Stored data entries:
◆ ◆ ◆ ◆ ◆ ◆ ◆

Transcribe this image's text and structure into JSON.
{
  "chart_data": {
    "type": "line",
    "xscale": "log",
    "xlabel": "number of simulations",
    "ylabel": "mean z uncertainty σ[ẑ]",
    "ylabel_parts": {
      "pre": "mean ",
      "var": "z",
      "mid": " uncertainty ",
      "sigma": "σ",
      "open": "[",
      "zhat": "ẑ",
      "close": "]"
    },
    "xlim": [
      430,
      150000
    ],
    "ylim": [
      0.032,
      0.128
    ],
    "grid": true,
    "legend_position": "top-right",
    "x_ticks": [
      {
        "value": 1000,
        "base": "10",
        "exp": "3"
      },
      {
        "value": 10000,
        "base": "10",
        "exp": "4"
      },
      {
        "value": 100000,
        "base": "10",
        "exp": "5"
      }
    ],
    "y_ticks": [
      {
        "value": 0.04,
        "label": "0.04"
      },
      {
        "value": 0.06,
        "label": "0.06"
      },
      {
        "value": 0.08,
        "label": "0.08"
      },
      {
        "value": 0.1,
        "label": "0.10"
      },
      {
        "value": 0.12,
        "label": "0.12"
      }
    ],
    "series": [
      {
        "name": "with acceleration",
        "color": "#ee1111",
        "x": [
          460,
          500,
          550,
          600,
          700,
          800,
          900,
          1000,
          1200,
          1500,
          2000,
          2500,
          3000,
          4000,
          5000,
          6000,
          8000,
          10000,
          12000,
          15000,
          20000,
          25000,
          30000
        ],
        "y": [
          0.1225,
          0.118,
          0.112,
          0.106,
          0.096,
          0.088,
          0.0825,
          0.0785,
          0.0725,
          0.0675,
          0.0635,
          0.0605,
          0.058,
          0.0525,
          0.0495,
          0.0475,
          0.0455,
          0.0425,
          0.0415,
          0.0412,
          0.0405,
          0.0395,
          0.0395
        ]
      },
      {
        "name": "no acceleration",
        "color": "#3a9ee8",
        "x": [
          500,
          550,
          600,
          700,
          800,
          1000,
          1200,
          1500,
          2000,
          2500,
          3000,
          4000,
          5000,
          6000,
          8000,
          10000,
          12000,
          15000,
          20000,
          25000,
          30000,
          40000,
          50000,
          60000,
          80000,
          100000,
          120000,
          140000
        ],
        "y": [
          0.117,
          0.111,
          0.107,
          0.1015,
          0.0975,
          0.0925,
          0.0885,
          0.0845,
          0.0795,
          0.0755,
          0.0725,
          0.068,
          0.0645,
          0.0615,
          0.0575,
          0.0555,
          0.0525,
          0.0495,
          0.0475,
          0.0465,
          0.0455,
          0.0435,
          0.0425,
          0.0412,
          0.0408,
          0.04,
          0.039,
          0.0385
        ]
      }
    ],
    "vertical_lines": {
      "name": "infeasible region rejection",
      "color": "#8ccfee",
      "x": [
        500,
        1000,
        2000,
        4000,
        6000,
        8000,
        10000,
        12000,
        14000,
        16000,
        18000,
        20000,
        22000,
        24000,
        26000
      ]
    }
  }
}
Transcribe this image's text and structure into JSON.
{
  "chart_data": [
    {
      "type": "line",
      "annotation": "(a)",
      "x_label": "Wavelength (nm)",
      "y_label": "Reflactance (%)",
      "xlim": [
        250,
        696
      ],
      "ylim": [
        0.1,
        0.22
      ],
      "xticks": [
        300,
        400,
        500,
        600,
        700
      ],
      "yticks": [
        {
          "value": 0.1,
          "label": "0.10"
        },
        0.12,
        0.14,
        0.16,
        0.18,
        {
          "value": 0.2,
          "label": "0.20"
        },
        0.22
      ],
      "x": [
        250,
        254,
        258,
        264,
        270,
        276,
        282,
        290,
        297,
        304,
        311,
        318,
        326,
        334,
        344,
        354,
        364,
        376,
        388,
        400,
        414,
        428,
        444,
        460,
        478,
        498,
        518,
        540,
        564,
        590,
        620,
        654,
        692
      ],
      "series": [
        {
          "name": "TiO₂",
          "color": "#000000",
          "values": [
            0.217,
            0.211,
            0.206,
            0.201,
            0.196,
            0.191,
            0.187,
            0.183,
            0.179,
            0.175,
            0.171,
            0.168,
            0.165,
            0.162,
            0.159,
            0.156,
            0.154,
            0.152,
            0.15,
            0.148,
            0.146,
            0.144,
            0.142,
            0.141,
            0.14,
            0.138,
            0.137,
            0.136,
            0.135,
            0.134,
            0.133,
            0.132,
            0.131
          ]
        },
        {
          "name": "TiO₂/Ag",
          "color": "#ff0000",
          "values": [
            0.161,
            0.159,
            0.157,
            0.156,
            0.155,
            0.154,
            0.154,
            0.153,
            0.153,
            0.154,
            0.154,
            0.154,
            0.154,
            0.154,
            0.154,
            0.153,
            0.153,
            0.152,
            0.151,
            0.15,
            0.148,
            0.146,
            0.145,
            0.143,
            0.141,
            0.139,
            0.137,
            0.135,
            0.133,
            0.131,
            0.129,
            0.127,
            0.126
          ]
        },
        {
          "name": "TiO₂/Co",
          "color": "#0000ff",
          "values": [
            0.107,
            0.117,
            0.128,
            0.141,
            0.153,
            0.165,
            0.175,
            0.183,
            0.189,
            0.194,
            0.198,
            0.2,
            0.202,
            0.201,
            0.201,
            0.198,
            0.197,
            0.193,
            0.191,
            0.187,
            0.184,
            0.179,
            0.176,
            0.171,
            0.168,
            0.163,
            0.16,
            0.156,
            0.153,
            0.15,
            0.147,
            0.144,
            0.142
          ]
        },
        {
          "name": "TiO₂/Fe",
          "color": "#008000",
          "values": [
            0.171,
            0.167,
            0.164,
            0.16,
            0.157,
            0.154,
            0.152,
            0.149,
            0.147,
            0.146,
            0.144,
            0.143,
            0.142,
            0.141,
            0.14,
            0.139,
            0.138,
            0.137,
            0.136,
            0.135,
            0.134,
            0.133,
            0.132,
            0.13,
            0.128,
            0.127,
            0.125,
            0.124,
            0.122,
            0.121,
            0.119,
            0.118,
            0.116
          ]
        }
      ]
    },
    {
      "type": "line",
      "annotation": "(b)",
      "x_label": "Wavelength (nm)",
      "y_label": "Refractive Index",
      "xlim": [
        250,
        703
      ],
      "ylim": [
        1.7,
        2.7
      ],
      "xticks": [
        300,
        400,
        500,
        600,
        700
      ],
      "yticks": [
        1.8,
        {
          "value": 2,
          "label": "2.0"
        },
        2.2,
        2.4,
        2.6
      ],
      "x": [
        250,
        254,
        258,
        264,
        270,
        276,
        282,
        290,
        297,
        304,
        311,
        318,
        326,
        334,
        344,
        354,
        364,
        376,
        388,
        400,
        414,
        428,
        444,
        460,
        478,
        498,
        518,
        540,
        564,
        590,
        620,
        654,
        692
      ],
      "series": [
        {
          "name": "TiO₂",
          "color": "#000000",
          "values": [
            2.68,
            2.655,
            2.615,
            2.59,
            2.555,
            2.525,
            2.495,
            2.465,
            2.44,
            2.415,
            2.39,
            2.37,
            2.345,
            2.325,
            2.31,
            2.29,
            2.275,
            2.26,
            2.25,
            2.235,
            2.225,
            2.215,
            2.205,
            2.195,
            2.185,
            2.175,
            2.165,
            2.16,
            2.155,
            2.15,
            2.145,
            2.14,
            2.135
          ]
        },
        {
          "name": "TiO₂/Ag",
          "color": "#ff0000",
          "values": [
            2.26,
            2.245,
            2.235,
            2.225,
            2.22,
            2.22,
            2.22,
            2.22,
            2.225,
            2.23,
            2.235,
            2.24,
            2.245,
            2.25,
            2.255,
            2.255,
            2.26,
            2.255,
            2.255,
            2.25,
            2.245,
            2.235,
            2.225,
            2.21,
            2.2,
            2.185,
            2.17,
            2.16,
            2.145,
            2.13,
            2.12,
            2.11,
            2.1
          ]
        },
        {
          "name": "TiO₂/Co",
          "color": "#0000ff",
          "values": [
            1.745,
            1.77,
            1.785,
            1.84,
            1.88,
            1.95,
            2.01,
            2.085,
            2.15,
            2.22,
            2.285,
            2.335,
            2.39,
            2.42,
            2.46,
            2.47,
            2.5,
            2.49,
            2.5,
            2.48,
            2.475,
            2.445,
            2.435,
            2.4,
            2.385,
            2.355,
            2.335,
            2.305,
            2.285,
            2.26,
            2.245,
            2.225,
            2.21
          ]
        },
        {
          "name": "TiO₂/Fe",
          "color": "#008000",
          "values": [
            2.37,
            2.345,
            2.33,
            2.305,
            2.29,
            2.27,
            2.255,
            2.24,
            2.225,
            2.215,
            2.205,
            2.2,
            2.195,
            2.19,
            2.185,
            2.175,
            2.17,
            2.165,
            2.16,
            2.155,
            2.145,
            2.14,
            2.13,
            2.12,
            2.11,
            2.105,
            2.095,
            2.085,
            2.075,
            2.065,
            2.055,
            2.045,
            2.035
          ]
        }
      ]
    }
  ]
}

◆ ◆ ◆ ◆ ◆ ◆ ◆

> **Task to carry out**: Find the lines above that contain the word "uncertainty" and collect them.

> **Expected output**:
    "ylabel": "mean z uncertainty σ[ẑ]",
      "mid": " uncertainty ",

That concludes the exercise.